EXERCISE DETAILS:
Pick out every line holding the string "государственного" and copy it.

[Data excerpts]
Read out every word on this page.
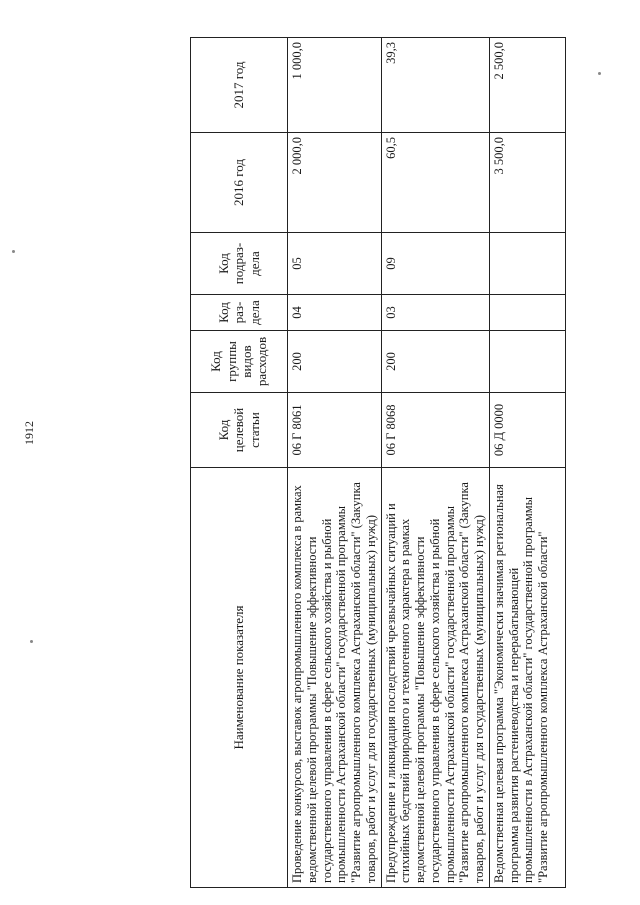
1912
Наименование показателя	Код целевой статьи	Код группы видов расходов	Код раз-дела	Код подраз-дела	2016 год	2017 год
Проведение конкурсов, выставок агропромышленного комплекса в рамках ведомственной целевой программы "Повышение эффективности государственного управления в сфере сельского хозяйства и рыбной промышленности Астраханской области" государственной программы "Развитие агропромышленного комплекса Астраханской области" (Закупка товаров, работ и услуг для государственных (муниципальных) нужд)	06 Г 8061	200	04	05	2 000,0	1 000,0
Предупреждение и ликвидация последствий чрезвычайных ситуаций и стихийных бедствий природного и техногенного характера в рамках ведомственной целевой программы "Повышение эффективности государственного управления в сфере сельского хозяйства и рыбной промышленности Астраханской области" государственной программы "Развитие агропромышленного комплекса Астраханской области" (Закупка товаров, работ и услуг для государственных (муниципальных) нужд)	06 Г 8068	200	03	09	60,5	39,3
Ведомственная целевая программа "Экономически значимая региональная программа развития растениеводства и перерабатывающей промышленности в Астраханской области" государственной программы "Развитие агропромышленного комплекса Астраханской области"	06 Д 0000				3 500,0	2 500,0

OUTPUT OF THE TASK:
Проведение конкурсов, выставок агропромышленного комплекса в рамках ведомственной целевой программы "Повышение эффективности государственного управления в сфере сельского хозяйства и рыбной промышленности Астраханской области" государственной программы "Развитие агропромышленного комплекса Астраханской области" (Закупка товаров, работ и услуг для государственных (муниципальных) нужд)	06 Г 8061	200	04	05	2 000,0	1 000,0
Предупреждение и ликвидация последствий чрезвычайных ситуаций и стихийных бедствий природного и техногенного характера в рамках ведомственной целевой программы "Повышение эффективности государственного управления в сфере сельского хозяйства и рыбной промышленности Астраханской области" государственной программы "Развитие агропромышленного комплекса Астраханской области" (Закупка товаров, работ и услуг для государственных (муниципальных) нужд)	06 Г 8068	200	03	09	60,5	39,3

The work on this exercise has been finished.